#### Consigne A
Traduisez en anglais la phrase suivante du texte sur la canicule en Algérie : « La région a malgré tout su s’adapter à ces pics de chaleur, fréquents de juin à mi-septembre. »

Algérie : une canicule inédite, de nombreuses conséquences
Le Sud du pays connaît une vague de chaleur inédite. À Adrar, dans le Sahara, un pic à 65 degrés au soleil a été enregistré cette semaine. Les conséquences sont nombreuses, autant sur la population que sur la productivité des entreprises.
L’Algérie connaît une canicule inédite. 49 degrés Celsius (°C) à Ain Salah, au soleil, 48 °C à l’ombre à Adrar… En une semaine, l’Office national de météorologie (ONM) a émis plusieurs bulletins météorologiques aux chiffres élevés. Une semaine plus tôt, cette dernière localité avait enregistré un record de 54 °C à l’ombre et 65 °C au soleil… pour une température maximale de 46 °C en moyenne.
« Il y a eu des températures record cette année […] Il est vraiment rare qu’une vague de chaleur dure aussi longtemps », souligne un prévisionniste du Centre national des prévisions météorologiques (CNPM), organisme qui dépend de l’ONM.
De fortes chaleurs aux répercussions considérables, qui nécessitent une adaptation des populations et des activités.
Manque d’eau et d’électricité
Ces températures ont en effet été relevées à hauteur humaine, « sous abri » dans le langage scientifique (la masse d’air sous abri, à deux mètres du sol). Un climat étouffant, donc, d’autant que « la température ressentie est différente, si l’on inclut des facteurs comme le rayonnement solaire, le vent, la pollution et le taux d’humidité », précise Houaria Benrekta, chargée de communication à l’ONM.
La région a malgré tout su s’adapter à ces pics de chaleur, fréquents de juin à mi-septembre. « Tout est climatisé, le boulot, le véhicule, les magasins », explique ainsi Mustapha Abdelhak, habitant du Sud. Mais que faire quand la climatisation fait défaut ? Dans plusieurs régions, la canicule a provoqué de multiples coupures d’électricité, et rendu l’accès à l’eau courante plus difficile encore.

#### Informations extraites
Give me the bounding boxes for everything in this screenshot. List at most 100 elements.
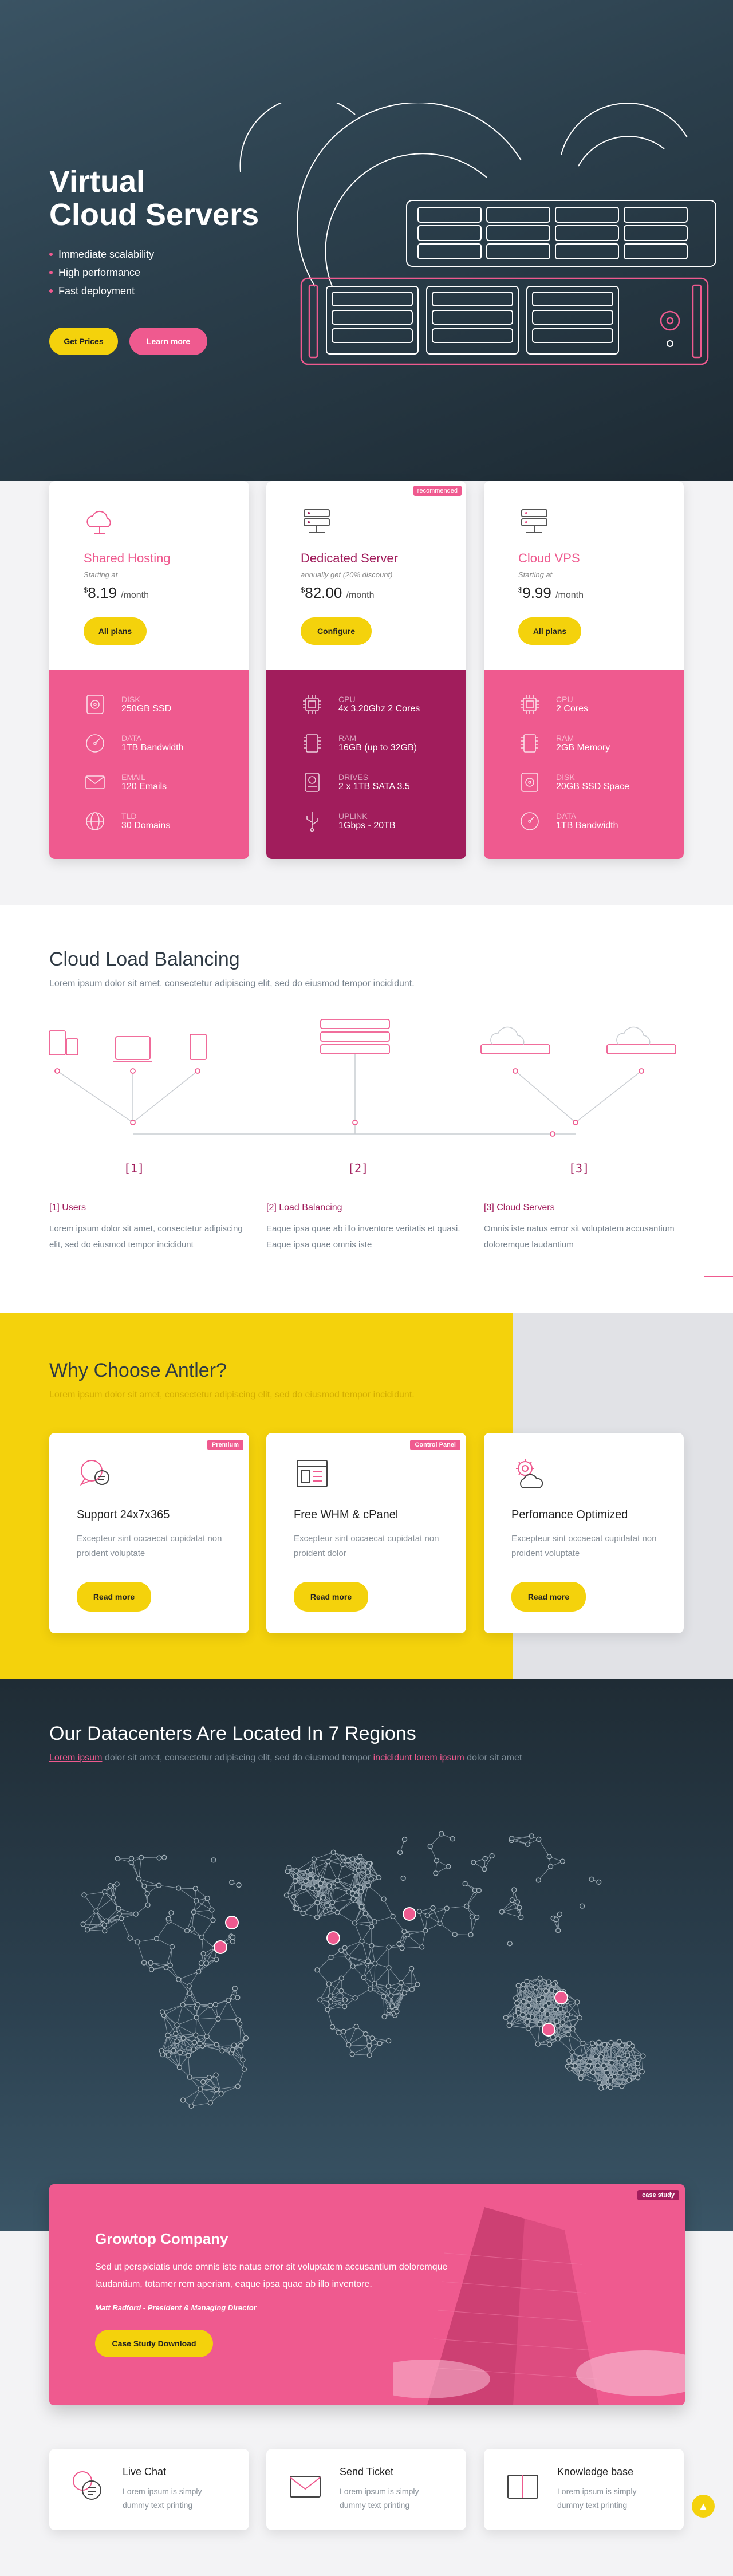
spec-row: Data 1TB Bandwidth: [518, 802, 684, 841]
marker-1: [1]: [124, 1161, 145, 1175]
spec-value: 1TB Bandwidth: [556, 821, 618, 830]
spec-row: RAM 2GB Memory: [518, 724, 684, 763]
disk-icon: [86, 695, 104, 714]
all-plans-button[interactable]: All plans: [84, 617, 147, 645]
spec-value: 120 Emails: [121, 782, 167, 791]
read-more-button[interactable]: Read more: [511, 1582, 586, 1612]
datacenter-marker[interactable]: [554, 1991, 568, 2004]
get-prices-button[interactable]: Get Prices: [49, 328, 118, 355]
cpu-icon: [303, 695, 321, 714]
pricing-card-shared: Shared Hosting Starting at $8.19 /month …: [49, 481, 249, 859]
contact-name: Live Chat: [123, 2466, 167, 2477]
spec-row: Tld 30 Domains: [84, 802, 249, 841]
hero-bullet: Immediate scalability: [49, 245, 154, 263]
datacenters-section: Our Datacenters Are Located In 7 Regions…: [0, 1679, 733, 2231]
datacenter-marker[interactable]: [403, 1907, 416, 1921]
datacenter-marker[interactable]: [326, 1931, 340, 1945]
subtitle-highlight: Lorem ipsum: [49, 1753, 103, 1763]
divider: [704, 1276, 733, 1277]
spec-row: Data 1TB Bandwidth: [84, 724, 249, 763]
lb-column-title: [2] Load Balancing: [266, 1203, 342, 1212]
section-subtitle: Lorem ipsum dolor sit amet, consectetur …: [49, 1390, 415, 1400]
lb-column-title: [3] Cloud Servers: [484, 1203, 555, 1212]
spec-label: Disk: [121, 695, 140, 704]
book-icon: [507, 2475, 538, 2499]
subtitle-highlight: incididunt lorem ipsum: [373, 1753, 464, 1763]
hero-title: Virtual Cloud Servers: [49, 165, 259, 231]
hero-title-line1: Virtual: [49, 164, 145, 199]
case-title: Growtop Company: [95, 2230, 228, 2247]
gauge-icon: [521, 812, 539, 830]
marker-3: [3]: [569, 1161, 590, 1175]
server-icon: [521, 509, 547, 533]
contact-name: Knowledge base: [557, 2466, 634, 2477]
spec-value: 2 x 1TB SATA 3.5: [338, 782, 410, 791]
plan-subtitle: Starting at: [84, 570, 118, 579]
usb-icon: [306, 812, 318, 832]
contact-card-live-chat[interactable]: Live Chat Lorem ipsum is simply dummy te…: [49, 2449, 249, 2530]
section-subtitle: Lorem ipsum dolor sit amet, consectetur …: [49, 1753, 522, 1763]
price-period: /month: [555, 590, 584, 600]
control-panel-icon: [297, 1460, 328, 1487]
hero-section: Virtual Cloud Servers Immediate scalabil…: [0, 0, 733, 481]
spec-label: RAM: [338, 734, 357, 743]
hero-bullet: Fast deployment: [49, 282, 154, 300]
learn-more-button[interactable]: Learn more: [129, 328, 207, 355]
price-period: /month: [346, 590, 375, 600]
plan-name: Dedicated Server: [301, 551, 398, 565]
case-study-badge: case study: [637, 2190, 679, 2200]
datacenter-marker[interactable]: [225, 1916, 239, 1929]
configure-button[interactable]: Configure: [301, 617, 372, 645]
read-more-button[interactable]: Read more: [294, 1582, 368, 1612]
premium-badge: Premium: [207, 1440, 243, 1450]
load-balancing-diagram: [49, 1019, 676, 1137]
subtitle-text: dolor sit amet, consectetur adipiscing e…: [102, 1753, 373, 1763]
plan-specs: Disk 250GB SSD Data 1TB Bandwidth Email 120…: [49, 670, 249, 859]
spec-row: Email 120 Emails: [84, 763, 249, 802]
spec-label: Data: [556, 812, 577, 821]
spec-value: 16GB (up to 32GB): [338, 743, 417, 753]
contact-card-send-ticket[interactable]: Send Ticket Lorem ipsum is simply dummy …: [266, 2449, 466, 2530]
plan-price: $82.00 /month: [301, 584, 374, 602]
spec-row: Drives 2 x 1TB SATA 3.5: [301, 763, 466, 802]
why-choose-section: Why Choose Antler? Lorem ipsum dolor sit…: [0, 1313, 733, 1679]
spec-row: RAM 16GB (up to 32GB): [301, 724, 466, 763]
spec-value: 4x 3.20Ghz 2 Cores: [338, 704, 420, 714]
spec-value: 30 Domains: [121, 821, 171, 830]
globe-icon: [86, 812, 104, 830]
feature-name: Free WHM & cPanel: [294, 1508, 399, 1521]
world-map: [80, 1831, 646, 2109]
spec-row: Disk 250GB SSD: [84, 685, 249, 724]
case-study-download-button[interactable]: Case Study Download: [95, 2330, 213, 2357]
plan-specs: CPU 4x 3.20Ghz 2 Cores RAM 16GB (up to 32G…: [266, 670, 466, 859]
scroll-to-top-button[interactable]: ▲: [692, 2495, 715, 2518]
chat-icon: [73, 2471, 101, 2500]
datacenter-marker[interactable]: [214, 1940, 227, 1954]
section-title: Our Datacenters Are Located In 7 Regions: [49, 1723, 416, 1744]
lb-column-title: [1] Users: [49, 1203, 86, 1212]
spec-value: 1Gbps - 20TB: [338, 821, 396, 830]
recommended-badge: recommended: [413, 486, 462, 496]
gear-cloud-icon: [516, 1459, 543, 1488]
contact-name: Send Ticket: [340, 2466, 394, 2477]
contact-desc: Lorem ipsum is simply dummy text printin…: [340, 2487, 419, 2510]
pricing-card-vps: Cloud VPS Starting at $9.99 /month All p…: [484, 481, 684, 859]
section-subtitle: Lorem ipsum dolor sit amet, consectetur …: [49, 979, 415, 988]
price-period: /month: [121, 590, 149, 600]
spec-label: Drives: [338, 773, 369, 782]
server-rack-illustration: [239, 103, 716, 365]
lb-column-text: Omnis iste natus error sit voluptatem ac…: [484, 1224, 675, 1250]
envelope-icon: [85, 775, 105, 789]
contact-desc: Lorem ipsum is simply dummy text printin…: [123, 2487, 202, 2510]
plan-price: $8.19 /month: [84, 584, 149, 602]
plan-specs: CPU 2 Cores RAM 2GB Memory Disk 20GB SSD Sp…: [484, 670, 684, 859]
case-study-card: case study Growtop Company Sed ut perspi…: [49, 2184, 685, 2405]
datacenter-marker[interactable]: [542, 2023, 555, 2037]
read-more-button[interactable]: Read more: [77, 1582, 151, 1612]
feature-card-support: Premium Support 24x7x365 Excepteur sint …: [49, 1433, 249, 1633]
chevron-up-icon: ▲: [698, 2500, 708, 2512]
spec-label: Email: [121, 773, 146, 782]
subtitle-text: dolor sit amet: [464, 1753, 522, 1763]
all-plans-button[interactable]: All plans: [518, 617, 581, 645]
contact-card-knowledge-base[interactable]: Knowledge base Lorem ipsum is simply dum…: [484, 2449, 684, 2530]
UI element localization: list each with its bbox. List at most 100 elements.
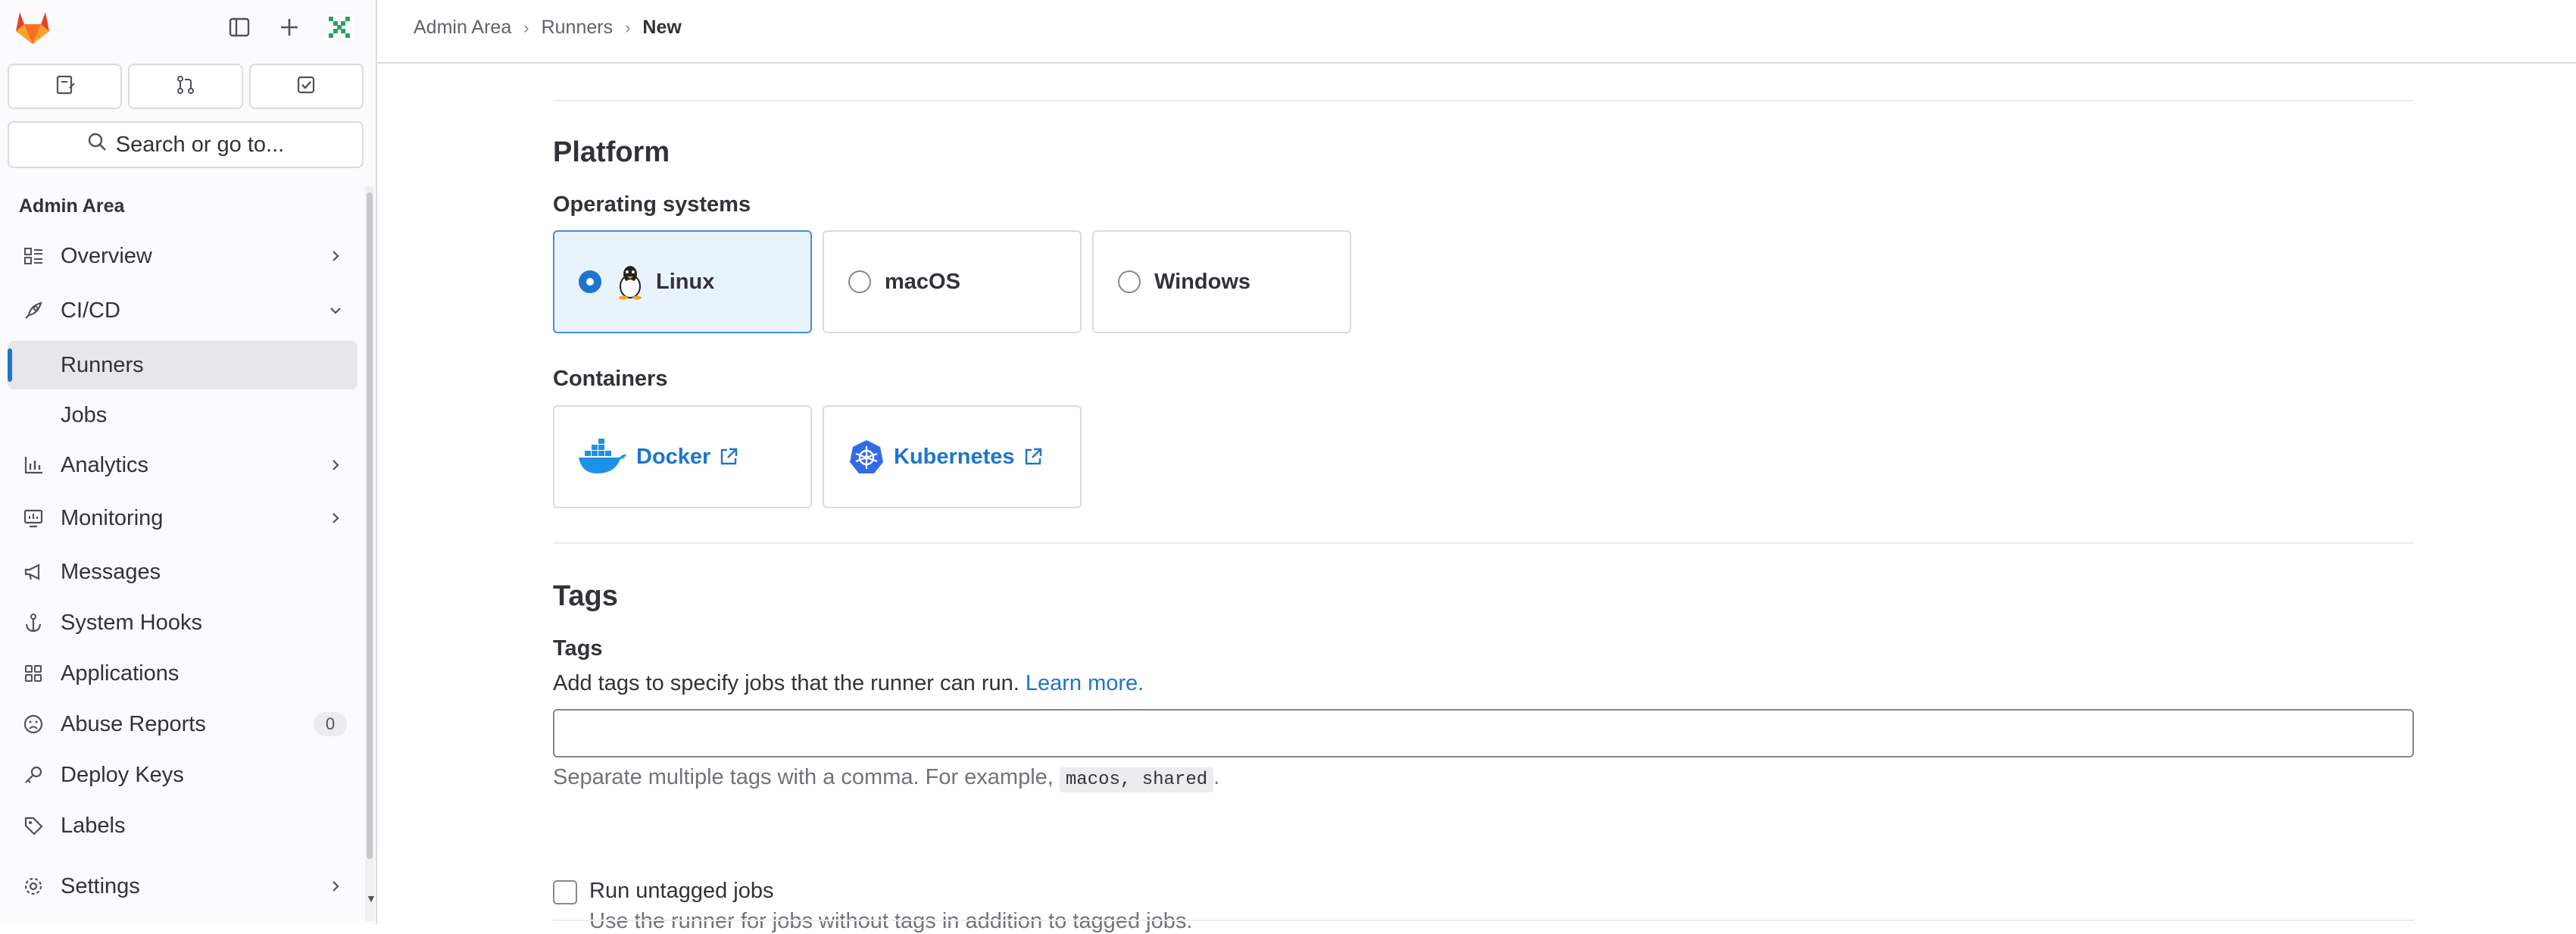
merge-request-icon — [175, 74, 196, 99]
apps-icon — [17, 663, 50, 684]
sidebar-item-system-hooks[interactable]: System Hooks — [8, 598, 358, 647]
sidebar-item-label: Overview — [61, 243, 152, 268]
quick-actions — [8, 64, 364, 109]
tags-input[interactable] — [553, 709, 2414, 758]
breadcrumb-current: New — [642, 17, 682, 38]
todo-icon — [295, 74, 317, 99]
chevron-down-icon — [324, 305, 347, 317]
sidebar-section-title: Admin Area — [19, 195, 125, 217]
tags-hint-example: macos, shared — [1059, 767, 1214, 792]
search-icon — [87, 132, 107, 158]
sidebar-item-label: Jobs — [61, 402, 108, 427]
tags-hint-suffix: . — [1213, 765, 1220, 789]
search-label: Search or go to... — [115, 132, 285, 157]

#### Consigne B
Veuillez exprimer sous forme de liste JSON de chaînes, une chaîne par ligne et sans lignes vides, le passage des rangées qui part de la ligne contenant "spec-row: Data 1TB Bandwidth: [518, 802, 684, 841]" et va jusqu'à la ligne contenant "cpu-icon: [303, 695, 321, 714]", ces deux lignes comprises.

#### Réponse rédigée A
The region has nonetheless managed to adapt to these heat peaks, which are frequent from June to mid-September.

#### Réponse rédigée B
[
  "spec-row: Data 1TB Bandwidth: [518, 802, 684, 841]",
  "marker-1: [1]: [124, 1161, 145, 1175]",
  "spec-value: 1TB Bandwidth: [556, 821, 618, 830]",
  "spec-row: RAM 2GB Memory: [518, 724, 684, 763]",
  "disk-icon: [86, 695, 104, 714]",
  "all-plans-button[interactable]: All plans: [84, 617, 147, 645]",
  "spec-value: 120 Emails: [121, 782, 167, 791]",
  "read-more-button[interactable]: Read more: [511, 1582, 586, 1612]",
  "datacenter-marker[interactable]: [554, 1991, 568, 2004]",
  "get-prices-button[interactable]: Get Prices: [49, 328, 118, 355]",
  "cpu-icon: [303, 695, 321, 714]"
]